Stored entries
········
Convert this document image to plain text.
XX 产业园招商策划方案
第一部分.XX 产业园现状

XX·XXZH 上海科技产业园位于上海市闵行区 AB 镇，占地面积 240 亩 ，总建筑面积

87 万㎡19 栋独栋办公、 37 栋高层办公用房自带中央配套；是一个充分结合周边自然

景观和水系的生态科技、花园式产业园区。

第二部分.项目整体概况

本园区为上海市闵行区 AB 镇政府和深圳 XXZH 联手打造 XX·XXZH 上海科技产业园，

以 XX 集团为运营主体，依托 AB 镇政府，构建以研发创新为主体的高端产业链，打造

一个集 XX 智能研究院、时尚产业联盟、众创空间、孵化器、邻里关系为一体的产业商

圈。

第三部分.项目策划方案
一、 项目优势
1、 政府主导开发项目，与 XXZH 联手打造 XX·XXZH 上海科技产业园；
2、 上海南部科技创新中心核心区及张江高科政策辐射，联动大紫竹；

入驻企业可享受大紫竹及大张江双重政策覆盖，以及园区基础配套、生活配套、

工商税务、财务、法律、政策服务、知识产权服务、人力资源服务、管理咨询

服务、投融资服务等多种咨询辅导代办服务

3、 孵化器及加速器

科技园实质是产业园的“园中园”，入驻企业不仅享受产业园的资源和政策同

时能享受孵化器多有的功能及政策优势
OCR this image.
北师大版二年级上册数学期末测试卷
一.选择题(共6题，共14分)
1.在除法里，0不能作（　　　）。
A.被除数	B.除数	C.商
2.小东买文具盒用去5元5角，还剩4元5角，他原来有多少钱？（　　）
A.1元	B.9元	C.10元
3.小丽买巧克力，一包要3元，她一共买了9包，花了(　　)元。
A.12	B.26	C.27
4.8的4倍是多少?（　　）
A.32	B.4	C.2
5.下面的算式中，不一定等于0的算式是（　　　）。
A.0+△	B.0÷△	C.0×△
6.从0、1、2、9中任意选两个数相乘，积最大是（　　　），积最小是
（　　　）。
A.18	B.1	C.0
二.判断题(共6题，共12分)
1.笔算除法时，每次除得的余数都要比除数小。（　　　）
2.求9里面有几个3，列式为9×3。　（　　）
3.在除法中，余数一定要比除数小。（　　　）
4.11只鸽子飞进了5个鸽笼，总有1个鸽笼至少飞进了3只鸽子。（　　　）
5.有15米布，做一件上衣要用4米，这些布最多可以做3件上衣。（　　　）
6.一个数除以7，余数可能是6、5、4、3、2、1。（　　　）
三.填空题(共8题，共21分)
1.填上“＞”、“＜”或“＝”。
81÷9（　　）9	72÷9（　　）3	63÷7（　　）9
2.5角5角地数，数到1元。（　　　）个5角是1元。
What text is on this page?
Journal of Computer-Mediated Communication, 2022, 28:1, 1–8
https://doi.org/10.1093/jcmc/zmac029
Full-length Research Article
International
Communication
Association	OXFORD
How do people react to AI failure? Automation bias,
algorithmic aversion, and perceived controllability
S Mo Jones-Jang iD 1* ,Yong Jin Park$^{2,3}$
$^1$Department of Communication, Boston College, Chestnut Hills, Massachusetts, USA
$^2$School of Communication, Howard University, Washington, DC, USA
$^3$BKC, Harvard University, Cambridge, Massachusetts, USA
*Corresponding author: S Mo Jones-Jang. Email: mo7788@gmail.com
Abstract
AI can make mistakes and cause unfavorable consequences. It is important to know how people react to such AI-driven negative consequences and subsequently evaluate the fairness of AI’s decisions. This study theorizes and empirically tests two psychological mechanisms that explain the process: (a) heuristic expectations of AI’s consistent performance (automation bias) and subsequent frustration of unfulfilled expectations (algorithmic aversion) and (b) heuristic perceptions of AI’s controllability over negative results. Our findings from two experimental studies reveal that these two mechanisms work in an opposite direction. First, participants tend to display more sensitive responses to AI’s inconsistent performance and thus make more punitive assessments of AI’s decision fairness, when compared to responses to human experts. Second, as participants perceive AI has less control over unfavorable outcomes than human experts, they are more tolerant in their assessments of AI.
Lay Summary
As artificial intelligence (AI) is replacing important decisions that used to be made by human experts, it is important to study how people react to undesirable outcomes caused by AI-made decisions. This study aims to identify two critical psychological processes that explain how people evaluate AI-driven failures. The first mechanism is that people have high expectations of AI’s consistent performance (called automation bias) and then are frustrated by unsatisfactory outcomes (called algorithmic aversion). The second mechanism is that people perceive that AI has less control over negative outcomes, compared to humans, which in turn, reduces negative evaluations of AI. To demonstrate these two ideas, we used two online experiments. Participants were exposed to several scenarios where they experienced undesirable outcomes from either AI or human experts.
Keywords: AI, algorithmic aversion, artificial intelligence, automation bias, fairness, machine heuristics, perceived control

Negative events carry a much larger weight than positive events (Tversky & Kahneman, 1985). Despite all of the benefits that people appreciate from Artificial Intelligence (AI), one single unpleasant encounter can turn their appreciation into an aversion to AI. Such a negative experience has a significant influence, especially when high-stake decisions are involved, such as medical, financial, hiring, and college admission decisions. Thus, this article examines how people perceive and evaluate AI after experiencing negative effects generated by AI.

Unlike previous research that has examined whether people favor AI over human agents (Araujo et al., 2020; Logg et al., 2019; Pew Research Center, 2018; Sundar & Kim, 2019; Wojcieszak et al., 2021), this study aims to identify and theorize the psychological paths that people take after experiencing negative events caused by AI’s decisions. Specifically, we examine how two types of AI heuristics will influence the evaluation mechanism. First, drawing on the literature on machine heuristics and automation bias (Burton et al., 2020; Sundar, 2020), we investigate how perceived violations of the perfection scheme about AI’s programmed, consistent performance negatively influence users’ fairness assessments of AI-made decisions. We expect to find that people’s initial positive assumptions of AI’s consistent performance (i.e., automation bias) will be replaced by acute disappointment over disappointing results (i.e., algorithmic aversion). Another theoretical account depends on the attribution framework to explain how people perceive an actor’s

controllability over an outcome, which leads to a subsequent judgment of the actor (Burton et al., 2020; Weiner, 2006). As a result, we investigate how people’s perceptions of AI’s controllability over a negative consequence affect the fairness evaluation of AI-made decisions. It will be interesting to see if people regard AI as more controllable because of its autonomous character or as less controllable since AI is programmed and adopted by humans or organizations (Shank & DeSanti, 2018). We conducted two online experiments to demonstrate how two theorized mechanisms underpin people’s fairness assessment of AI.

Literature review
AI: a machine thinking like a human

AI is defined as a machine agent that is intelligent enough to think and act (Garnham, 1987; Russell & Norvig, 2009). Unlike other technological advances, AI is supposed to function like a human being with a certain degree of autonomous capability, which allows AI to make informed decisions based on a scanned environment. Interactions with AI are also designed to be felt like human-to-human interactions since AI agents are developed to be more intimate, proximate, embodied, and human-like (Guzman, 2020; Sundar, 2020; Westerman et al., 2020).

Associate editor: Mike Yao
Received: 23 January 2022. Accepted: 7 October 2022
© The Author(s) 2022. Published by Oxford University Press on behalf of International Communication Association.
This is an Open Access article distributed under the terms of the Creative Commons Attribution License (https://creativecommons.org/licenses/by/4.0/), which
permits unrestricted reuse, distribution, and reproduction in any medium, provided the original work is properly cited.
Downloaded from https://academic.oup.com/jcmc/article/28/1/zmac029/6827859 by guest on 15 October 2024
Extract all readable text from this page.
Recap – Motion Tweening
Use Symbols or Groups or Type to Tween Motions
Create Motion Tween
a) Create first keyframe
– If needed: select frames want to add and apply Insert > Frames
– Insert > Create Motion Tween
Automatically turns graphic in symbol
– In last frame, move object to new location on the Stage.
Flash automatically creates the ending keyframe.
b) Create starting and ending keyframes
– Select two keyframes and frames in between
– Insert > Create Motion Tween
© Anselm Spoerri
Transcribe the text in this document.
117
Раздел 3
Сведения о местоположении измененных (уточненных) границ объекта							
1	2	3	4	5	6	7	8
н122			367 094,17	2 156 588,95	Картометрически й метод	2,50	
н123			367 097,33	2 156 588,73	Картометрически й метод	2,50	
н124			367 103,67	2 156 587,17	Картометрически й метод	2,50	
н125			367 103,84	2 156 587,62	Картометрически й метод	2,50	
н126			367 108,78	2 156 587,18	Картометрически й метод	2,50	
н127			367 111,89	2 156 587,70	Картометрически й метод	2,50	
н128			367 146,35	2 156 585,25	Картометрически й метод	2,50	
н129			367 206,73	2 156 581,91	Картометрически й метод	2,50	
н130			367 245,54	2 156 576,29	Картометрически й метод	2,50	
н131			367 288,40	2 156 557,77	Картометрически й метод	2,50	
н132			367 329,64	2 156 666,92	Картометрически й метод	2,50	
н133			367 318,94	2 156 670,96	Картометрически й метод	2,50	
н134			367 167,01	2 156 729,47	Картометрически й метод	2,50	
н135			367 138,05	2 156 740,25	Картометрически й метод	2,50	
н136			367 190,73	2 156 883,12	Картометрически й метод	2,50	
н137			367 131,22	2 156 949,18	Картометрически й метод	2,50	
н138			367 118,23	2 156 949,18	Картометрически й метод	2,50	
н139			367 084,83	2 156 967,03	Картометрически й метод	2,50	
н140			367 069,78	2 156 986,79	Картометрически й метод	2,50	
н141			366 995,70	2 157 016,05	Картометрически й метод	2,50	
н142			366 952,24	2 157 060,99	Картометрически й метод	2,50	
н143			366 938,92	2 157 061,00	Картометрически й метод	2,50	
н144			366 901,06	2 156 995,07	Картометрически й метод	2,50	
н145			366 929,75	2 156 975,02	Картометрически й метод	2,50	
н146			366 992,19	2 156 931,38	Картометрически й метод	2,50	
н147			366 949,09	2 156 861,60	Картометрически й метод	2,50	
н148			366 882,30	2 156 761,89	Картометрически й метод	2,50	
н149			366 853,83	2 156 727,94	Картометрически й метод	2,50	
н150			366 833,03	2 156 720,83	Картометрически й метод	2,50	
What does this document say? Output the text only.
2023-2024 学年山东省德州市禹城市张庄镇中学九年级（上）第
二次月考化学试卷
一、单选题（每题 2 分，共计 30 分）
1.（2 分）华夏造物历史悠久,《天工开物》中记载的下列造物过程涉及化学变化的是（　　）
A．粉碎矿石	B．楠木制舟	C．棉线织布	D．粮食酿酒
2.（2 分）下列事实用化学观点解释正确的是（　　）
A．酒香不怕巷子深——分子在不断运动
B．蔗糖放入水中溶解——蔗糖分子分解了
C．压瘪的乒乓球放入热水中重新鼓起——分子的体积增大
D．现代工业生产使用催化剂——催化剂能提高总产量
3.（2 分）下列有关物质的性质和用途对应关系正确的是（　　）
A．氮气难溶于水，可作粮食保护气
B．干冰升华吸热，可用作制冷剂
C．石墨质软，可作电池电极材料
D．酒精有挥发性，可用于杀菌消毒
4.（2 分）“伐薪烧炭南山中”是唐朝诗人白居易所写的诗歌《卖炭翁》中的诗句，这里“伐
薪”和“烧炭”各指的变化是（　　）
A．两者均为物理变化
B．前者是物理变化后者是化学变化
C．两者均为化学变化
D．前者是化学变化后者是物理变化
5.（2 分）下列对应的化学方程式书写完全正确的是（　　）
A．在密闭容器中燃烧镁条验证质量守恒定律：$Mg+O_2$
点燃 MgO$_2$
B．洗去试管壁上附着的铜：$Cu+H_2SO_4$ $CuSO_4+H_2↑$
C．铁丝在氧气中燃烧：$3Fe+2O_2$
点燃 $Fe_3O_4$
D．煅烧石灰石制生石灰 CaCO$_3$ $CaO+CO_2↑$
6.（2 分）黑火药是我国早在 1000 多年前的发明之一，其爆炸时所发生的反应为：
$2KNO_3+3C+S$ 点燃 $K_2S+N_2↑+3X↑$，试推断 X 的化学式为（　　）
········
Give back, exactly as written, the lines from the one with "What does this" to the last line.

SOLUTION TO THE EXERCISE
What does this document say? Output the text only.
2023-2024 学年山东省德州市禹城市张庄镇中学九年级（上）第
二次月考化学试卷
一、单选题（每题 2 分，共计 30 分）
1.（2 分）华夏造物历史悠久,《天工开物》中记载的下列造物过程涉及化学变化的是（　　）
A．粉碎矿石	B．楠木制舟	C．棉线织布	D．粮食酿酒
2.（2 分）下列事实用化学观点解释正确的是（　　）
A．酒香不怕巷子深——分子在不断运动
B．蔗糖放入水中溶解——蔗糖分子分解了
C．压瘪的乒乓球放入热水中重新鼓起——分子的体积增大
D．现代工业生产使用催化剂——催化剂能提高总产量
3.（2 分）下列有关物质的性质和用途对应关系正确的是（　　）
A．氮气难溶于水，可作粮食保护气
B．干冰升华吸热，可用作制冷剂
C．石墨质软，可作电池电极材料
D．酒精有挥发性，可用于杀菌消毒
4.（2 分）“伐薪烧炭南山中”是唐朝诗人白居易所写的诗歌《卖炭翁》中的诗句，这里“伐
薪”和“烧炭”各指的变化是（　　）
A．两者均为物理变化
B．前者是物理变化后者是化学变化
C．两者均为化学变化
D．前者是化学变化后者是物理变化
5.（2 分）下列对应的化学方程式书写完全正确的是（　　）
A．在密闭容器中燃烧镁条验证质量守恒定律：$Mg+O_2$
点燃 MgO$_2$
B．洗去试管壁上附着的铜：$Cu+H_2SO_4$ $CuSO_4+H_2↑$
C．铁丝在氧气中燃烧：$3Fe+2O_2$
点燃 $Fe_3O_4$
D．煅烧石灰石制生石灰 CaCO$_3$ $CaO+CO_2↑$
6.（2 分）黑火药是我国早在 1000 多年前的发明之一，其爆炸时所发生的反应为：
$2KNO_3+3C+S$ 点燃 $K_2S+N_2↑+3X↑$，试推断 X 的化学式为（　　）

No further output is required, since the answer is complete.